> The task: Reproduce the listing word for word. Skip any image.

> Dataset records:

-*-*-

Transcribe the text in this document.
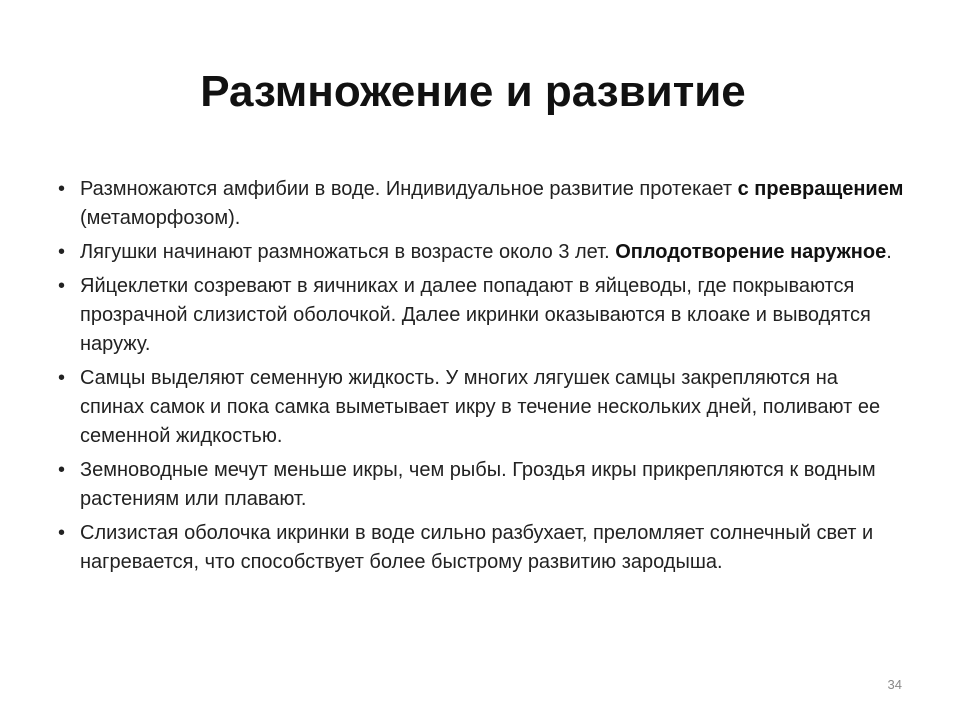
Размножение и развитие
• Размножаются амфибии в воде. Индивидуальное развитие протекает с превращением (метаморфозом).
• Лягушки начинают размножаться в возрасте около 3 лет. Оплодотворение наружное.
• Яйцеклетки созревают в яичниках и далее попадают в яйцеводы, где покрываются прозрачной слизистой оболочкой. Далее икринки оказываются в клоаке и выводятся наружу.
• Самцы выделяют семенную жидкость. У многих лягушек самцы закрепляются на спинах самок и пока самка выметывает икру в течение нескольких дней, поливают ее семенной жидкостью.
• Земноводные мечут меньше икры, чем рыбы. Гроздья икры прикрепляются к водным растениям или плавают.
• Слизистая оболочка икринки в воде сильно разбухает, преломляет солнечный свет и нагревается, что способствует более быстрому развитию зародыша.
34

-*-*-

> Reply:
Transcribe the text in this document.
Размножение и развитие
• Размножаются амфибии в воде. Индивидуальное развитие протекает с превращением (метаморфозом).
• Лягушки начинают размножаться в возрасте около 3 лет. Оплодотворение наружное.
• Яйцеклетки созревают в яичниках и далее попадают в яйцеводы, где покрываются прозрачной слизистой оболочкой. Далее икринки оказываются в клоаке и выводятся наружу.
• Самцы выделяют семенную жидкость. У многих лягушек самцы закрепляются на спинах самок и пока самка выметывает икру в течение нескольких дней, поливают ее семенной жидкостью.
• Земноводные мечут меньше икры, чем рыбы. Гроздья икры прикрепляются к водным растениям или плавают.
• Слизистая оболочка икринки в воде сильно разбухает, преломляет солнечный свет и нагревается, что способствует более быстрому развитию зародыша.
34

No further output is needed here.